**** MATERIAL PROVIDED
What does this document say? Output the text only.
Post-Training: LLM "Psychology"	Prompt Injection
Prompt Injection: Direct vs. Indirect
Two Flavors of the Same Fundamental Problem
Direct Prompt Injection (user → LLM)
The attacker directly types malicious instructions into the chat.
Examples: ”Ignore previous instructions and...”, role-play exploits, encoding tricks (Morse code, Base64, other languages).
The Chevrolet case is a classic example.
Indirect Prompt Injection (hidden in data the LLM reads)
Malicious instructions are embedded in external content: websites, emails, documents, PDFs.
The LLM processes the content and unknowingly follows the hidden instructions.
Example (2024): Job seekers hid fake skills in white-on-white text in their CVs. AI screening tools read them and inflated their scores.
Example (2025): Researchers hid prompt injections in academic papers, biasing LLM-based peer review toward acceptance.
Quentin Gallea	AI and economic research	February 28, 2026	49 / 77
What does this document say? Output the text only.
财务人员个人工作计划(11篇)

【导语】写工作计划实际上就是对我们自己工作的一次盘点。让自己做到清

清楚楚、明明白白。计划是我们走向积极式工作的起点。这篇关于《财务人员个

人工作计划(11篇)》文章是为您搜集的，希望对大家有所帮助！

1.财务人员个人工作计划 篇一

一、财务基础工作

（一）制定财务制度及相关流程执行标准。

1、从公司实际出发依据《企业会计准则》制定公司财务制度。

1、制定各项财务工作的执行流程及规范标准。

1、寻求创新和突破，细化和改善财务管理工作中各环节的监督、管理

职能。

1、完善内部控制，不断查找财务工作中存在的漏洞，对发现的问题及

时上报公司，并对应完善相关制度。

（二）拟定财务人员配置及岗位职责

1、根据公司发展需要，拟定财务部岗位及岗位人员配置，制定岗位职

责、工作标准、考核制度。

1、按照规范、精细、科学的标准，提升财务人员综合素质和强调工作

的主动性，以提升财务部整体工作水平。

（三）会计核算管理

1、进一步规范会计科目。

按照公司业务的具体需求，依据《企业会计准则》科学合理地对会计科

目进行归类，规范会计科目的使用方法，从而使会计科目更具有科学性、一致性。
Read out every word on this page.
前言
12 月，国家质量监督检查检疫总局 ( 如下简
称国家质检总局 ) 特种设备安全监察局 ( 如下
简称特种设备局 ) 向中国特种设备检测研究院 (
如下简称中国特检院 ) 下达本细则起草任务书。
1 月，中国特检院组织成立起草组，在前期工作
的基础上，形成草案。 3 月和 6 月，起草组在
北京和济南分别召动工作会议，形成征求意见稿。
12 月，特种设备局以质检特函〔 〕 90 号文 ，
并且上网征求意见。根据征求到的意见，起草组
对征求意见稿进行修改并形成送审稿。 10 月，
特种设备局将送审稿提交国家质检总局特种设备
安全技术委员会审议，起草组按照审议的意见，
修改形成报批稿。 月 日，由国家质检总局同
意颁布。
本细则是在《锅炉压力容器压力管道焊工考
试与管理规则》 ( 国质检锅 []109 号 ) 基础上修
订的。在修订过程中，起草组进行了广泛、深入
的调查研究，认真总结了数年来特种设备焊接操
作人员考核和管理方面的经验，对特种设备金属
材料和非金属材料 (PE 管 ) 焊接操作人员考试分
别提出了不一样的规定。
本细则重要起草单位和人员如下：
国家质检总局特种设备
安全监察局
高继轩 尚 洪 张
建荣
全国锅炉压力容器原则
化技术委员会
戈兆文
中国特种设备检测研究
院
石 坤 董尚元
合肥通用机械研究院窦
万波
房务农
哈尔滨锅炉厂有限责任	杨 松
********
## WHAT THE EXERCISE ASKS
Extract the complete data, matching each line exactly.

## SOLUTION TO THIS TASK
What does this document say? Output the text only.
Post-Training: LLM "Psychology"	Prompt Injection
Prompt Injection: Direct vs. Indirect
Two Flavors of the Same Fundamental Problem
Direct Prompt Injection (user → LLM)
The attacker directly types malicious instructions into the chat.
Examples: ”Ignore previous instructions and...”, role-play exploits, encoding tricks (Morse code, Base64, other languages).
The Chevrolet case is a classic example.
Indirect Prompt Injection (hidden in data the LLM reads)
Malicious instructions are embedded in external content: websites, emails, documents, PDFs.
The LLM processes the content and unknowingly follows the hidden instructions.
Example (2024): Job seekers hid fake skills in white-on-white text in their CVs. AI screening tools read them and inflated their scores.
Example (2025): Researchers hid prompt injections in academic papers, biasing LLM-based peer review toward acceptance.
Quentin Gallea	AI and economic research	February 28, 2026	49 / 77
What does this document say? Output the text only.
财务人员个人工作计划(11篇)

【导语】写工作计划实际上就是对我们自己工作的一次盘点。让自己做到清

清楚楚、明明白白。计划是我们走向积极式工作的起点。这篇关于《财务人员个

人工作计划(11篇)》文章是为您搜集的，希望对大家有所帮助！

1.财务人员个人工作计划 篇一

一、财务基础工作

（一）制定财务制度及相关流程执行标准。

1、从公司实际出发依据《企业会计准则》制定公司财务制度。

1、制定各项财务工作的执行流程及规范标准。

1、寻求创新和突破，细化和改善财务管理工作中各环节的监督、管理

职能。

1、完善内部控制，不断查找财务工作中存在的漏洞，对发现的问题及

时上报公司，并对应完善相关制度。

（二）拟定财务人员配置及岗位职责

1、根据公司发展需要，拟定财务部岗位及岗位人员配置，制定岗位职

责、工作标准、考核制度。

1、按照规范、精细、科学的标准，提升财务人员综合素质和强调工作

的主动性，以提升财务部整体工作水平。

（三）会计核算管理

1、进一步规范会计科目。

按照公司业务的具体需求，依据《企业会计准则》科学合理地对会计科

目进行归类，规范会计科目的使用方法，从而使会计科目更具有科学性、一致性。
Read out every word on this page.
前言
12 月，国家质量监督检查检疫总局 ( 如下简
称国家质检总局 ) 特种设备安全监察局 ( 如下
简称特种设备局 ) 向中国特种设备检测研究院 (
如下简称中国特检院 ) 下达本细则起草任务书。
1 月，中国特检院组织成立起草组，在前期工作
的基础上，形成草案。 3 月和 6 月，起草组在
北京和济南分别召动工作会议，形成征求意见稿。
12 月，特种设备局以质检特函〔 〕 90 号文 ，
并且上网征求意见。根据征求到的意见，起草组
对征求意见稿进行修改并形成送审稿。 10 月，
特种设备局将送审稿提交国家质检总局特种设备
安全技术委员会审议，起草组按照审议的意见，
修改形成报批稿。 月 日，由国家质检总局同
意颁布。
本细则是在《锅炉压力容器压力管道焊工考
试与管理规则》 ( 国质检锅 []109 号 ) 基础上修
订的。在修订过程中，起草组进行了广泛、深入
的调查研究，认真总结了数年来特种设备焊接操
作人员考核和管理方面的经验，对特种设备金属
材料和非金属材料 (PE 管 ) 焊接操作人员考试分
别提出了不一样的规定。
本细则重要起草单位和人员如下：
国家质检总局特种设备
安全监察局
高继轩 尚 洪 张
建荣
全国锅炉压力容器原则
化技术委员会
戈兆文
中国特种设备检测研究
院
石 坤 董尚元
合肥通用机械研究院窦
万波
房务农
哈尔滨锅炉厂有限责任	杨 松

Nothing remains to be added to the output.